--- DATASET ---

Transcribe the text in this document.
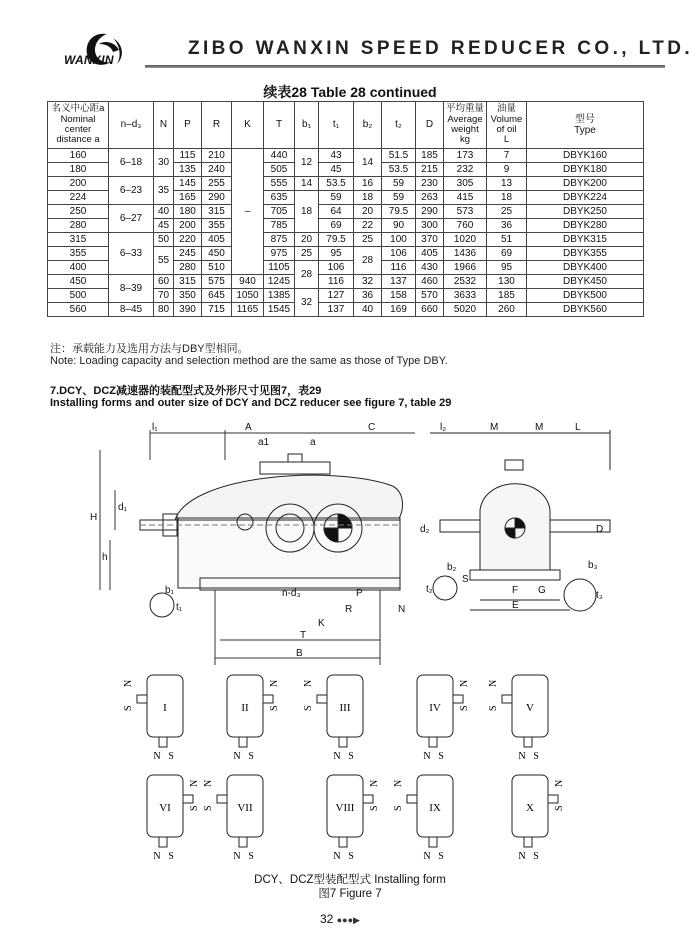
WANXIN
ZIBO WANXIN SPEED REDUCER CO., LTD.
续表28 Table 28 continued
名义中心距a
Nominal
center
distance a	n–d₃	N	P	R	K	T	b₁	t₁	b₂	t₂	D	平均重量
Average
weight
kg	油量
Volume
of oil
L	型号
Type
160	6–18	30	115	210	–	440	12	43	14	51.5	185	173	7	DBYK160
180			135	240		505		45		53.5	215	232	9	DBYK180
200	6–23	35	145	255		555	14	53.5	16	59	230	305	13	DBYK200
224			165	290		635	18	59	18	59	263	415	18	DBYK224
250	6–27	40	180	315		705		64	20	79.5	290	573	25	DBYK250
280		45	200	355		785		69	22	90	300	760	36	DBYK280
315	6–33	50	220	405		875	20	79.5	25	100	370	1020	51	DBYK315
355		55	245	450		975	25	95	28	106	405	1436	69	DBYK355
400			280	510		1105	28	106		116	430	1966	95	DBYK400
450	8–39	60	315	575	940	1245		116	32	137	460	2532	130	DBYK450
500		70	350	645	1050	1385	32	127	36	158	570	3633	185	DBYK500
560	8–45	80	390	715	1165	1545		137	40	169	660	5020	260	DBYK560
注：承载能力及选用方法与DBY型相同。
Note: Loading capacity and selection method are the same as those of Type DBY.
7.DCY、DCZ减速器的装配型式及外形尺寸见图7，表29
Installing forms and outer size of DCY and DCZ reducer see figure 7, table 29
l₁	A	C
a1	a
H
d₁
h
b₁
t₁
n-d₃	P
R	N
K
T
B
l₂	M	M	L
d₂	D
b₂
S
t₂	F G
E
b₃
t₃
I
N S
N
S	II
N S
N
S	III
N S
N
S	IV
N S
N
S	V
N S
N
S
VI
N S
N
S	VII
N S
N
S	VIII
N S
N
S	IX
N S
N
S	X
N S
N
S
DCY、DCZ型装配型式 Installing form
图7 Figure 7
32 ●●●▶
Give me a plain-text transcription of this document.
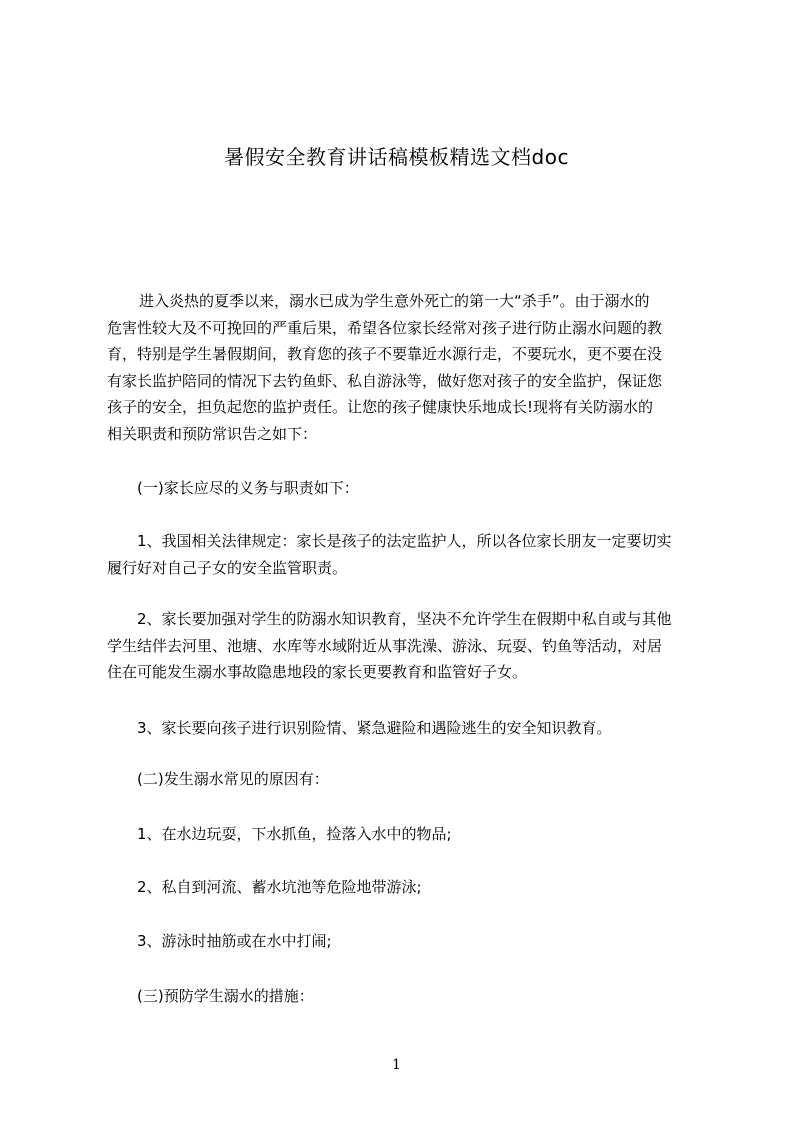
暑假安全教育讲话稿模板精选文档doc
进入炎热的夏季以来，溺水已成为学生意外死亡的第一大“杀手”。由于溺水的
危害性较大及不可挽回的严重后果，希望各位家长经常对孩子进行防止溺水问题的教
育，特别是学生暑假期间，教育您的孩子不要靠近水源行走，不要玩水，更不要在没
有家长监护陪同的情况下去钓鱼虾、私自游泳等，做好您对孩子的安全监护，保证您
孩子的安全，担负起您的监护责任。让您的孩子健康快乐地成长!现将有关防溺水的
相关职责和预防常识告之如下：
(一)家长应尽的义务与职责如下：
1、我国相关法律规定：家长是孩子的法定监护人，所以各位家长朋友一定要切实
履行好对自己子女的安全监管职责。
2、家长要加强对学生的防溺水知识教育，坚决不允许学生在假期中私自或与其他
学生结伴去河里、池塘、水库等水域附近从事洗澡、游泳、玩耍、钓鱼等活动，对居
住在可能发生溺水事故隐患地段的家长更要教育和监管好子女。
3、家长要向孩子进行识别险情、紧急避险和遇险逃生的安全知识教育。
(二)发生溺水常见的原因有：
1、在水边玩耍，下水抓鱼，捡落入水中的物品;
2、私自到河流、蓄水坑池等危险地带游泳;
3、游泳时抽筋或在水中打闹;
(三)预防学生溺水的措施：
1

---

• EXERCISE INSTRUCTIONS: Output exactly the lines from the line with "Give me a plain-text" to the last line of the records, including both, and leave every picture out.

• OUTPUT FOR THIS EXERCISE:
Give me a plain-text transcription of this document.
暑假安全教育讲话稿模板精选文档doc
进入炎热的夏季以来，溺水已成为学生意外死亡的第一大“杀手”。由于溺水的
危害性较大及不可挽回的严重后果，希望各位家长经常对孩子进行防止溺水问题的教
育，特别是学生暑假期间，教育您的孩子不要靠近水源行走，不要玩水，更不要在没
有家长监护陪同的情况下去钓鱼虾、私自游泳等，做好您对孩子的安全监护，保证您
孩子的安全，担负起您的监护责任。让您的孩子健康快乐地成长!现将有关防溺水的
相关职责和预防常识告之如下：
(一)家长应尽的义务与职责如下：
1、我国相关法律规定：家长是孩子的法定监护人，所以各位家长朋友一定要切实
履行好对自己子女的安全监管职责。
2、家长要加强对学生的防溺水知识教育，坚决不允许学生在假期中私自或与其他
学生结伴去河里、池塘、水库等水域附近从事洗澡、游泳、玩耍、钓鱼等活动，对居
住在可能发生溺水事故隐患地段的家长更要教育和监管好子女。
3、家长要向孩子进行识别险情、紧急避险和遇险逃生的安全知识教育。
(二)发生溺水常见的原因有：
1、在水边玩耍，下水抓鱼，捡落入水中的物品;
2、私自到河流、蓄水坑池等危险地带游泳;
3、游泳时抽筋或在水中打闹;
(三)预防学生溺水的措施：
1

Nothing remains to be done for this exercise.